Say how many lines contain "phases"; the answer is the number alone.

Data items
*-*-*
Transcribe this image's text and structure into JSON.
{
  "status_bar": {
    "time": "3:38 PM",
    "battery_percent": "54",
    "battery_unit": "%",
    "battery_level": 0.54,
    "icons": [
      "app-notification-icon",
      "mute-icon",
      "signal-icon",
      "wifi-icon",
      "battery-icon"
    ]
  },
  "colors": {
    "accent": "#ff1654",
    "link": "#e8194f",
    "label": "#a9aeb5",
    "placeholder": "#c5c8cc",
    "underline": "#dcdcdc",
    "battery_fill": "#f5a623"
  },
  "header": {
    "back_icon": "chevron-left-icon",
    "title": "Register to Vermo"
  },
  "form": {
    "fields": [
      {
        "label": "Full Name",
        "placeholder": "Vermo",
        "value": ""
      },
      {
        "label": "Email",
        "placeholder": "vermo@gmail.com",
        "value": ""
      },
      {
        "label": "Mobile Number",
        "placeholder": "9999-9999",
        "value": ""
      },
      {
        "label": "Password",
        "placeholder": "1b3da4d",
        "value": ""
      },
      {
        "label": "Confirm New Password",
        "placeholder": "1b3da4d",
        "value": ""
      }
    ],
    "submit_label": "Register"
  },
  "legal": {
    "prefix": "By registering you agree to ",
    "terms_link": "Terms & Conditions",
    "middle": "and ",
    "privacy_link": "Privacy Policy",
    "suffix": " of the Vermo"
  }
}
*-*-*
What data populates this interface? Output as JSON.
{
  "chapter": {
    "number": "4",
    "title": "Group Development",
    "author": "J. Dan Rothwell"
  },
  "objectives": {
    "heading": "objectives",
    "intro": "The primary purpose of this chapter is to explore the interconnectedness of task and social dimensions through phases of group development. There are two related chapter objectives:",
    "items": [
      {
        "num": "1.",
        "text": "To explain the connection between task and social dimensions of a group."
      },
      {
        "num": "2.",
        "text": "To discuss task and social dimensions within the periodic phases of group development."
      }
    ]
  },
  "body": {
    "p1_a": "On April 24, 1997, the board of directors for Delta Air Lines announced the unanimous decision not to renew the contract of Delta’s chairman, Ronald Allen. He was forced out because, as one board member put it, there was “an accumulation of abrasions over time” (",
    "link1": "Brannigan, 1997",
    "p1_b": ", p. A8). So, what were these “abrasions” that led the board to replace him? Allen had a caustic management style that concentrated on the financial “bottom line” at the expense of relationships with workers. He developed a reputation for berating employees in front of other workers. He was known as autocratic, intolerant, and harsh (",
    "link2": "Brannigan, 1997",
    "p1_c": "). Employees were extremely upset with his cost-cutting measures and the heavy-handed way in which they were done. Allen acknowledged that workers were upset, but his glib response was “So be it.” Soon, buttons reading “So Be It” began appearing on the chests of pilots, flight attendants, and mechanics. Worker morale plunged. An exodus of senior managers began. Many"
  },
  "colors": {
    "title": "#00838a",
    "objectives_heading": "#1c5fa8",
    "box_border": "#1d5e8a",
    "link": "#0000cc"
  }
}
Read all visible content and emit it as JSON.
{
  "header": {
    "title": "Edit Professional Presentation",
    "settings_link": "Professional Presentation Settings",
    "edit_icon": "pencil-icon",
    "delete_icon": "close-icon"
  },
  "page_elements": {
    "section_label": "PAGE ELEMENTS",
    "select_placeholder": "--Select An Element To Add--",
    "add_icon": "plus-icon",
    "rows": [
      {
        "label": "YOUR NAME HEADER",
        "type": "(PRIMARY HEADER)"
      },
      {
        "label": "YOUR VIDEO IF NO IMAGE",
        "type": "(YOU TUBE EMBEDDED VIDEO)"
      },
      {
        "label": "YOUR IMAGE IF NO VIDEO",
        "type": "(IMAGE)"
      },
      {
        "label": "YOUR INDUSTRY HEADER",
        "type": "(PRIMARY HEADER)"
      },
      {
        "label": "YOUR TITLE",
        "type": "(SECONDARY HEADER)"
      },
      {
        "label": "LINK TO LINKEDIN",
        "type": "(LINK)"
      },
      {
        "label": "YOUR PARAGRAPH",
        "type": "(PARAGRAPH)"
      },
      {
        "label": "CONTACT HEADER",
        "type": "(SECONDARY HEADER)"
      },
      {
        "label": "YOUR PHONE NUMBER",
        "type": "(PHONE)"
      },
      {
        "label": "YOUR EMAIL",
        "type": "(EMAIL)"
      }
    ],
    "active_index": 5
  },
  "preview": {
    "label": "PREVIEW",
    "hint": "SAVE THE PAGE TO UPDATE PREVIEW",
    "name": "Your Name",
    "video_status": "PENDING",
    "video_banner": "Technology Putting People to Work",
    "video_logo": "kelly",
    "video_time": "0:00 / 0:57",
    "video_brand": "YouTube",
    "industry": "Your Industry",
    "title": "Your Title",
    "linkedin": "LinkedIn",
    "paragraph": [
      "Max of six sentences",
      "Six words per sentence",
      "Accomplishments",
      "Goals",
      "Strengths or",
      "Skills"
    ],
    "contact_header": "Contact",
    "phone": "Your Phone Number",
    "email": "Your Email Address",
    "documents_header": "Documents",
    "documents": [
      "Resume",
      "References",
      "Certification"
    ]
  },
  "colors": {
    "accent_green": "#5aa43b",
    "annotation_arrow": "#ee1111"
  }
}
*-*-*
**Task result:**
2